DATA EXCERPTS:
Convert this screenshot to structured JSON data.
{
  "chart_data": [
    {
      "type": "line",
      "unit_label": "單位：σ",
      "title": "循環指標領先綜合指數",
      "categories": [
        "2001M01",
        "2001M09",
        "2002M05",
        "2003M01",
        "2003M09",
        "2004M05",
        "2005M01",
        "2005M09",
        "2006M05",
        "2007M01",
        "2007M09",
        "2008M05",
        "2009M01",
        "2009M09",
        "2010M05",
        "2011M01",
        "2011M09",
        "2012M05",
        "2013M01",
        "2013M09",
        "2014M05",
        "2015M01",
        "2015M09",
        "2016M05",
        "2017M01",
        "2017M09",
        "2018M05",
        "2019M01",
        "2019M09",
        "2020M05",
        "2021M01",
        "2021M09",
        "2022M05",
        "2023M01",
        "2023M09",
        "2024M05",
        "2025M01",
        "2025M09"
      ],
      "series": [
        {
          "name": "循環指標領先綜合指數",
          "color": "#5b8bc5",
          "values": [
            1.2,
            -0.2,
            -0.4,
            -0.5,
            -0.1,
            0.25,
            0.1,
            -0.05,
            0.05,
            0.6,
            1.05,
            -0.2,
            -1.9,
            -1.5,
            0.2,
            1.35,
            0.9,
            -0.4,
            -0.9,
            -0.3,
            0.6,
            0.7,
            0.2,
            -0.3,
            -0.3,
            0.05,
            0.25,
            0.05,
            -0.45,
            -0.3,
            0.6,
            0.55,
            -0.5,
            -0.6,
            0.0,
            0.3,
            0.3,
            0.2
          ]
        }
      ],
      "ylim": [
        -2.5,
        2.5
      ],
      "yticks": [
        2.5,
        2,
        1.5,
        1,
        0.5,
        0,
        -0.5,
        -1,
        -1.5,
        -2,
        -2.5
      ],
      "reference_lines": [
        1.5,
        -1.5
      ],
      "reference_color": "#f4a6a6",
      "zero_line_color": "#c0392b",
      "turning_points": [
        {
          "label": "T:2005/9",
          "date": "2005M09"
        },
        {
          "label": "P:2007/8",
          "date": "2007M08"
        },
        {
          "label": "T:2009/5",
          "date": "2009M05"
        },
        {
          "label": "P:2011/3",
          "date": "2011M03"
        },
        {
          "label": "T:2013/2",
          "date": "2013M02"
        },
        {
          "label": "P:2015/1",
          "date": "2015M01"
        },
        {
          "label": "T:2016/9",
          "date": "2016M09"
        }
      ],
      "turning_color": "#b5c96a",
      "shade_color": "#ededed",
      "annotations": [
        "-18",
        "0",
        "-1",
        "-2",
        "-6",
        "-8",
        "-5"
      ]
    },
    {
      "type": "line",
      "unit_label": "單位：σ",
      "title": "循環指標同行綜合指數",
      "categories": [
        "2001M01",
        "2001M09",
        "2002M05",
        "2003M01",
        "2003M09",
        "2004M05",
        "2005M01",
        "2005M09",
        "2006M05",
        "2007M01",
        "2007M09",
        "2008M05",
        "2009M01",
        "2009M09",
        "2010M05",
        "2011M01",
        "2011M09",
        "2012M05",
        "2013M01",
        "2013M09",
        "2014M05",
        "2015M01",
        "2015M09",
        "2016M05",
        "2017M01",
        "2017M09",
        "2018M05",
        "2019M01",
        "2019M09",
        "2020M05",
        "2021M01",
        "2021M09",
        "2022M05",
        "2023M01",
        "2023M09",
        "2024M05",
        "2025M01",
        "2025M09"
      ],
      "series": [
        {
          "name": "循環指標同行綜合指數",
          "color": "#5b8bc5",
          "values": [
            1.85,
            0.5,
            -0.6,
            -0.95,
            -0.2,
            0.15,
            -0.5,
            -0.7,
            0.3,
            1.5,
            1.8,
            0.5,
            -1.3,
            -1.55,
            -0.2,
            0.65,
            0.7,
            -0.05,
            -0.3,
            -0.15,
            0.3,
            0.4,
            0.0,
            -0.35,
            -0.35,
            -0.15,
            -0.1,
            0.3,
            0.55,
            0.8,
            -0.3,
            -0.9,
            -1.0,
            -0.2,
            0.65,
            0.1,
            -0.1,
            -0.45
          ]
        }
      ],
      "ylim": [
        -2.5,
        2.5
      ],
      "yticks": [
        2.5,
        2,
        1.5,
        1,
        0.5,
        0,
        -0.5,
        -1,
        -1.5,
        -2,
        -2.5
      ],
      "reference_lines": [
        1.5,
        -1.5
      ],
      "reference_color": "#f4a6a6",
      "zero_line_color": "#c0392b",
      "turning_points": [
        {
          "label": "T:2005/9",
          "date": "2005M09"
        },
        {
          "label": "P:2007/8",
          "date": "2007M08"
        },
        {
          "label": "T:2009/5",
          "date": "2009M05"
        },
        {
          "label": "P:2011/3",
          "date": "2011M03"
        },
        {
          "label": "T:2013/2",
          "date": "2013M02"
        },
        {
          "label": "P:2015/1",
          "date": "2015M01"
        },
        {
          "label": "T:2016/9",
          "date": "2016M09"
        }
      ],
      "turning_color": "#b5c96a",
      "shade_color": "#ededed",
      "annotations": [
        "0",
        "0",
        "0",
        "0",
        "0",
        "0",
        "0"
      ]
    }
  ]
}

WHAT TO WORK ON: Retype all of the material above with every character intact.

EXERCISE OUTPUT:
Convert this screenshot to structured JSON data.
{
  "chart_data": [
    {
      "type": "line",
      "unit_label": "單位：σ",
      "title": "循環指標領先綜合指數",
      "categories": [
        "2001M01",
        "2001M09",
        "2002M05",
        "2003M01",
        "2003M09",
        "2004M05",
        "2005M01",
        "2005M09",
        "2006M05",
        "2007M01",
        "2007M09",
        "2008M05",
        "2009M01",
        "2009M09",
        "2010M05",
        "2011M01",
        "2011M09",
        "2012M05",
        "2013M01",
        "2013M09",
        "2014M05",
        "2015M01",
        "2015M09",
        "2016M05",
        "2017M01",
        "2017M09",
        "2018M05",
        "2019M01",
        "2019M09",
        "2020M05",
        "2021M01",
        "2021M09",
        "2022M05",
        "2023M01",
        "2023M09",
        "2024M05",
        "2025M01",
        "2025M09"
      ],
      "series": [
        {
          "name": "循環指標領先綜合指數",
          "color": "#5b8bc5",
          "values": [
            1.2,
            -0.2,
            -0.4,
            -0.5,
            -0.1,
            0.25,
            0.1,
            -0.05,
            0.05,
            0.6,
            1.05,
            -0.2,
            -1.9,
            -1.5,
            0.2,
            1.35,
            0.9,
            -0.4,
            -0.9,
            -0.3,
            0.6,
            0.7,
            0.2,
            -0.3,
            -0.3,
            0.05,
            0.25,
            0.05,
            -0.45,
            -0.3,
            0.6,
            0.55,
            -0.5,
            -0.6,
            0.0,
            0.3,
            0.3,
            0.2
          ]
        }
      ],
      "ylim": [
        -2.5,
        2.5
      ],
      "yticks": [
        2.5,
        2,
        1.5,
        1,
        0.5,
        0,
        -0.5,
        -1,
        -1.5,
        -2,
        -2.5
      ],
      "reference_lines": [
        1.5,
        -1.5
      ],
      "reference_color": "#f4a6a6",
      "zero_line_color": "#c0392b",
      "turning_points": [
        {
          "label": "T:2005/9",
          "date": "2005M09"
        },
        {
          "label": "P:2007/8",
          "date": "2007M08"
        },
        {
          "label": "T:2009/5",
          "date": "2009M05"
        },
        {
          "label": "P:2011/3",
          "date": "2011M03"
        },
        {
          "label": "T:2013/2",
          "date": "2013M02"
        },
        {
          "label": "P:2015/1",
          "date": "2015M01"
        },
        {
          "label": "T:2016/9",
          "date": "2016M09"
        }
      ],
      "turning_color": "#b5c96a",
      "shade_color": "#ededed",
      "annotations": [
        "-18",
        "0",
        "-1",
        "-2",
        "-6",
        "-8",
        "-5"
      ]
    },
    {
      "type": "line",
      "unit_label": "單位：σ",
      "title": "循環指標同行綜合指數",
      "categories": [
        "2001M01",
        "2001M09",
        "2002M05",
        "2003M01",
        "2003M09",
        "2004M05",
        "2005M01",
        "2005M09",
        "2006M05",
        "2007M01",
        "2007M09",
        "2008M05",
        "2009M01",
        "2009M09",
        "2010M05",
        "2011M01",
        "2011M09",
        "2012M05",
        "2013M01",
        "2013M09",
        "2014M05",
        "2015M01",
        "2015M09",
        "2016M05",
        "2017M01",
        "2017M09",
        "2018M05",
        "2019M01",
        "2019M09",
        "2020M05",
        "2021M01",
        "2021M09",
        "2022M05",
        "2023M01",
        "2023M09",
        "2024M05",
        "2025M01",
        "2025M09"
      ],
      "series": [
        {
          "name": "循環指標同行綜合指數",
          "color": "#5b8bc5",
          "values": [
            1.85,
            0.5,
            -0.6,
            -0.95,
            -0.2,
            0.15,
            -0.5,
            -0.7,
            0.3,
            1.5,
            1.8,
            0.5,
            -1.3,
            -1.55,
            -0.2,
            0.65,
            0.7,
            -0.05,
            -0.3,
            -0.15,
            0.3,
            0.4,
            0.0,
            -0.35,
            -0.35,
            -0.15,
            -0.1,
            0.3,
            0.55,
            0.8,
            -0.3,
            -0.9,
            -1.0,
            -0.2,
            0.65,
            0.1,
            -0.1,
            -0.45
          ]
        }
      ],
      "ylim": [
        -2.5,
        2.5
      ],
      "yticks": [
        2.5,
        2,
        1.5,
        1,
        0.5,
        0,
        -0.5,
        -1,
        -1.5,
        -2,
        -2.5
      ],
      "reference_lines": [
        1.5,
        -1.5
      ],
      "reference_color": "#f4a6a6",
      "zero_line_color": "#c0392b",
      "turning_points": [
        {
          "label": "T:2005/9",
          "date": "2005M09"
        },
        {
          "label": "P:2007/8",
          "date": "2007M08"
        },
        {
          "label": "T:2009/5",
          "date": "2009M05"
        },
        {
          "label": "P:2011/3",
          "date": "2011M03"
        },
        {
          "label": "T:2013/2",
          "date": "2013M02"
        },
        {
          "label": "P:2015/1",
          "date": "2015M01"
        },
        {
          "label": "T:2016/9",
          "date": "2016M09"
        }
      ],
      "turning_color": "#b5c96a",
      "shade_color": "#ededed",
      "annotations": [
        "0",
        "0",
        "0",
        "0",
        "0",
        "0",
        "0"
      ]
    }
  ]
}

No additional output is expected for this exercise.